Task statement> As an exercise in exact copying, transcribe the lines below from the one holding "Extract all readable text from this page." through the last, with both ends included and pictures left out.

[Data entries]
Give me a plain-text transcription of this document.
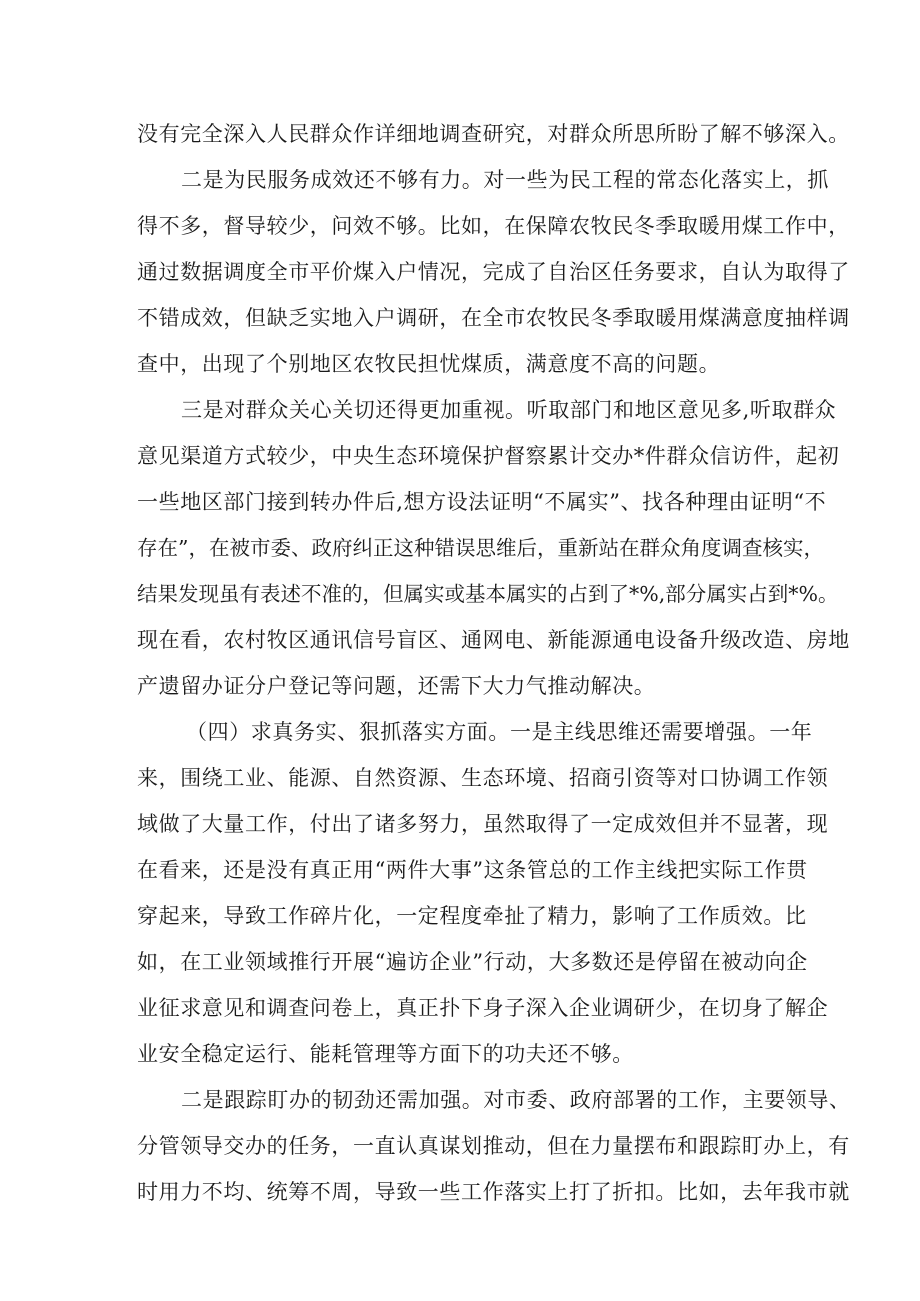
没有完全深入人民群众作详细地调查研究，对群众所思所盼了解不够深入。
二是为民服务成效还不够有力。对一些为民工程的常态化落实上，抓
得不多，督导较少，问效不够。比如，在保障农牧民冬季取暖用煤工作中，
通过数据调度全市平价煤入户情况，完成了自治区任务要求，自认为取得了
不错成效，但缺乏实地入户调研，在全市农牧民冬季取暖用煤满意度抽样调
查中，出现了个别地区农牧民担忧煤质，满意度不高的问题。
三是对群众关心关切还得更加重视。听取部门和地区意见多,听取群众
意见渠道方式较少，中央生态环境保护督察累计交办*件群众信访件，起初
一些地区部门接到转办件后,想方设法证明“不属实”、找各种理由证明“不
存在”，在被市委、政府纠正这种错误思维后，重新站在群众角度调查核实，
结果发现虽有表述不准的，但属实或基本属实的占到了*%,部分属实占到*%。
现在看，农村牧区通讯信号盲区、通网电、新能源通电设备升级改造、房地
产遗留办证分户登记等问题，还需下大力气推动解决。
（四）求真务实、狠抓落实方面。一是主线思维还需要增强。一年
来，围绕工业、能源、自然资源、生态环境、招商引资等对口协调工作领
域做了大量工作，付出了诸多努力，虽然取得了一定成效但并不显著，现
在看来，还是没有真正用“两件大事”这条管总的工作主线把实际工作贯
穿起来，导致工作碎片化，一定程度牵扯了精力，影响了工作质效。比
如，在工业领域推行开展“遍访企业”行动，大多数还是停留在被动向企
业征求意见和调查问卷上，真正扑下身子深入企业调研少，在切身了解企
业安全稳定运行、能耗管理等方面下的功夫还不够。
二是跟踪盯办的韧劲还需加强。对市委、政府部署的工作，主要领导、
分管领导交办的任务，一直认真谋划推动，但在力量摆布和跟踪盯办上，有
时用力不均、统筹不周，导致一些工作落实上打了折扣。比如，去年我市就
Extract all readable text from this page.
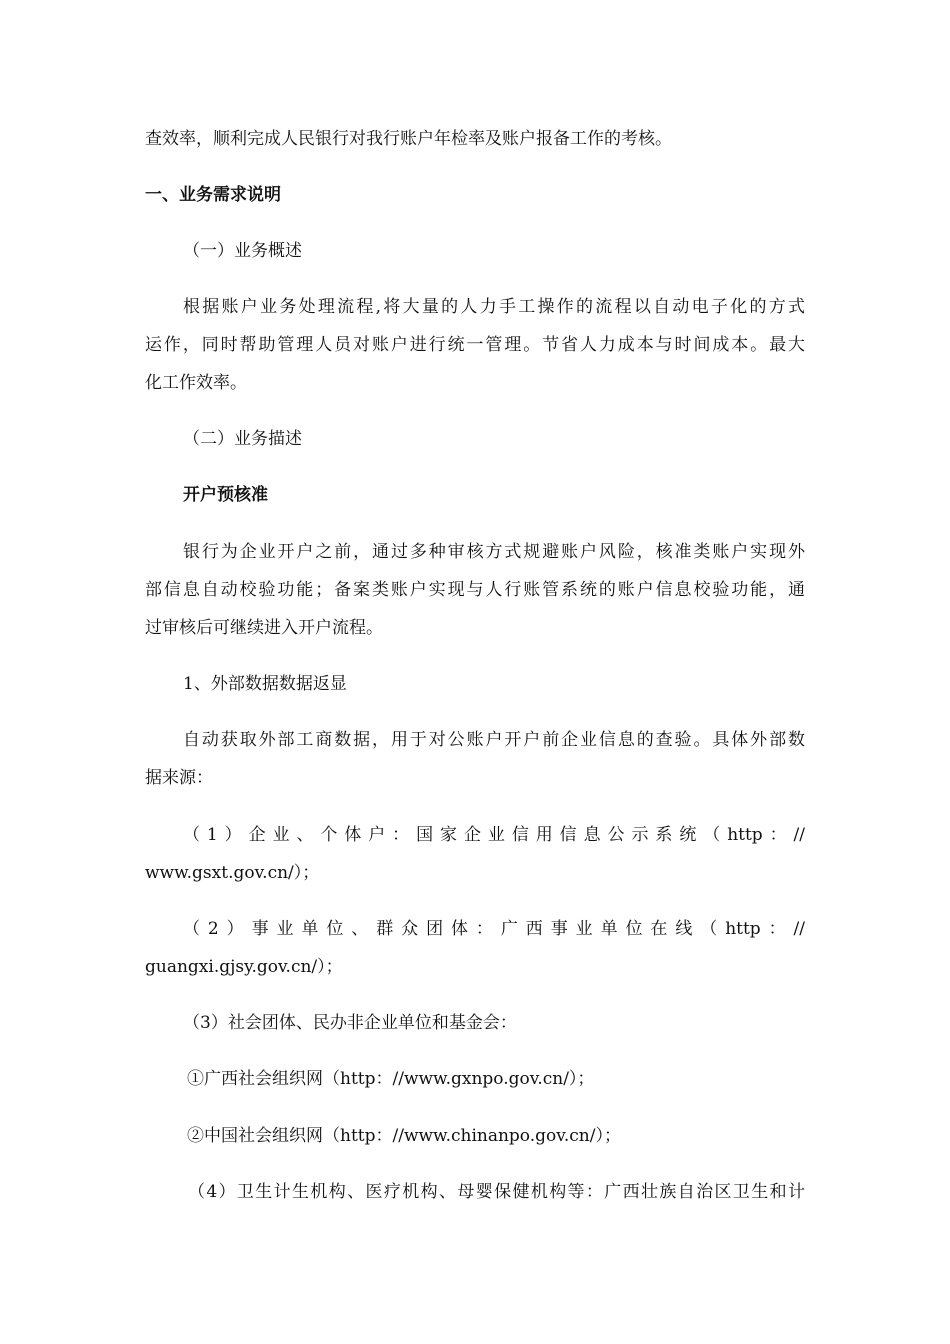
查效率，顺利完成人民银行对我行账户年检率及账户报备工作的考核。
一、业务需求说明
（一）业务概述
根据账户业务处理流程,将大量的人力手工操作的流程以自动电子化的方式
运作，同时帮助管理人员对账户进行统一管理。节省人力成本与时间成本。最大
化工作效率。
（二）业务描述
开户预核准
银行为企业开户之前，通过多种审核方式规避账户风险，核准类账户实现外
部信息自动校验功能；备案类账户实现与人行账管系统的账户信息校验功能，通
过审核后可继续进入开户流程。
1、外部数据数据返显
自动获取外部工商数据，用于对公账户开户前企业信息的查验。具体外部数
据来源：
（1）企业、个体户：国家企业信用信息公示系统（http：//
www.gsxt.gov.cn/）；
（2）事业单位、群众团体：广西事业单位在线（http：//
guangxi.gjsy.gov.cn/）；
（3）社会团体、民办非企业单位和基金会：
①广西社会组织网（http：//www.gxnpo.gov.cn/）；
②中国社会组织网（http：//www.chinanpo.gov.cn/）；
（4）卫生计生机构、医疗机构、母婴保健机构等：广西壮族自治区卫生和计
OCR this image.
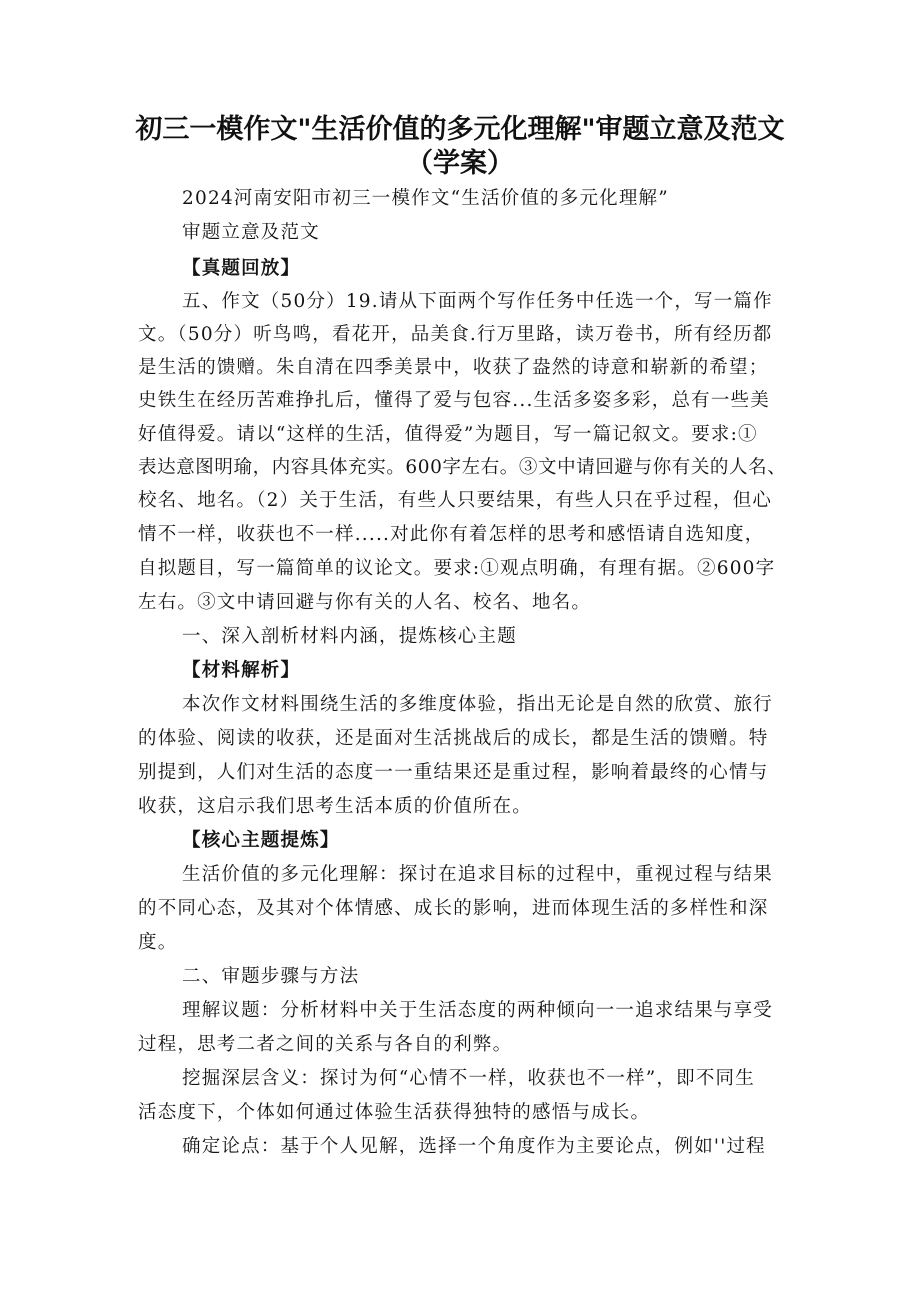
初三一模作文"生活价值的多元化理解"审题立意及范文
（学案）
2024河南安阳市初三一模作文“生活价值的多元化理解”
审题立意及范文
【真题回放】
五、作文（50分）19.请从下面两个写作任务中任选一个，写一篇作
文。（50分）听鸟鸣，看花开，品美食.行万里路，读万卷书，所有经历都
是生活的馈赠。朱自清在四季美景中，收获了盎然的诗意和崭新的希望；
史铁生在经历苦难挣扎后，懂得了爱与包容...生活多姿多彩，总有一些美
好值得爱。请以“这样的生活，值得爱”为题目，写一篇记叙文。要求:①
表达意图明瑜，内容具体充实。600字左右。③文中请回避与你有关的人名、
校名、地名。（2）关于生活，有些人只要结果，有些人只在乎过程，但心
情不一样，收获也不一样.....对此你有着怎样的思考和感悟请自选知度，
自拟题目，写一篇简单的议论文。要求:①观点明确，有理有据。②600字
左右。③文中请回避与你有关的人名、校名、地名。
一、深入剖析材料内涵，提炼核心主题
【材料解析】
本次作文材料围绕生活的多维度体验，指出无论是自然的欣赏、旅行
的体验、阅读的收获，还是面对生活挑战后的成长，都是生活的馈赠。特
别提到，人们对生活的态度一一重结果还是重过程，影响着最终的心情与
收获，这启示我们思考生活本质的价值所在。
【核心主题提炼】
生活价值的多元化理解：探讨在追求目标的过程中，重视过程与结果
的不同心态，及其对个体情感、成长的影响，进而体现生活的多样性和深
度。
二、审题步骤与方法
理解议题：分析材料中关于生活态度的两种倾向一一追求结果与享受
过程，思考二者之间的关系与各自的利弊。
挖掘深层含义：探讨为何“心情不一样，收获也不一样”，即不同生
活态度下，个体如何通过体验生活获得独特的感悟与成长。
确定论点：基于个人见解，选择一个角度作为主要论点，例如''过程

Task solution>
Extract all readable text from this page.
查效率，顺利完成人民银行对我行账户年检率及账户报备工作的考核。
一、业务需求说明
（一）业务概述
根据账户业务处理流程,将大量的人力手工操作的流程以自动电子化的方式
运作，同时帮助管理人员对账户进行统一管理。节省人力成本与时间成本。最大
化工作效率。
（二）业务描述
开户预核准
银行为企业开户之前，通过多种审核方式规避账户风险，核准类账户实现外
部信息自动校验功能；备案类账户实现与人行账管系统的账户信息校验功能，通
过审核后可继续进入开户流程。
1、外部数据数据返显
自动获取外部工商数据，用于对公账户开户前企业信息的查验。具体外部数
据来源：
（1）企业、个体户：国家企业信用信息公示系统（http：//
www.gsxt.gov.cn/）；
（2）事业单位、群众团体：广西事业单位在线（http：//
guangxi.gjsy.gov.cn/）；
（3）社会团体、民办非企业单位和基金会：
①广西社会组织网（http：//www.gxnpo.gov.cn/）；
②中国社会组织网（http：//www.chinanpo.gov.cn/）；
（4）卫生计生机构、医疗机构、母婴保健机构等：广西壮族自治区卫生和计
OCR this image.
初三一模作文"生活价值的多元化理解"审题立意及范文
（学案）
2024河南安阳市初三一模作文“生活价值的多元化理解”
审题立意及范文
【真题回放】
五、作文（50分）19.请从下面两个写作任务中任选一个，写一篇作
文。（50分）听鸟鸣，看花开，品美食.行万里路，读万卷书，所有经历都
是生活的馈赠。朱自清在四季美景中，收获了盎然的诗意和崭新的希望；
史铁生在经历苦难挣扎后，懂得了爱与包容...生活多姿多彩，总有一些美
好值得爱。请以“这样的生活，值得爱”为题目，写一篇记叙文。要求:①
表达意图明瑜，内容具体充实。600字左右。③文中请回避与你有关的人名、
校名、地名。（2）关于生活，有些人只要结果，有些人只在乎过程，但心
情不一样，收获也不一样.....对此你有着怎样的思考和感悟请自选知度，
自拟题目，写一篇简单的议论文。要求:①观点明确，有理有据。②600字
左右。③文中请回避与你有关的人名、校名、地名。
一、深入剖析材料内涵，提炼核心主题
【材料解析】
本次作文材料围绕生活的多维度体验，指出无论是自然的欣赏、旅行
的体验、阅读的收获，还是面对生活挑战后的成长，都是生活的馈赠。特
别提到，人们对生活的态度一一重结果还是重过程，影响着最终的心情与
收获，这启示我们思考生活本质的价值所在。
【核心主题提炼】
生活价值的多元化理解：探讨在追求目标的过程中，重视过程与结果
的不同心态，及其对个体情感、成长的影响，进而体现生活的多样性和深
度。
二、审题步骤与方法
理解议题：分析材料中关于生活态度的两种倾向一一追求结果与享受
过程，思考二者之间的关系与各自的利弊。
挖掘深层含义：探讨为何“心情不一样，收获也不一样”，即不同生
活态度下，个体如何通过体验生活获得独特的感悟与成长。
确定论点：基于个人见解，选择一个角度作为主要论点，例如''过程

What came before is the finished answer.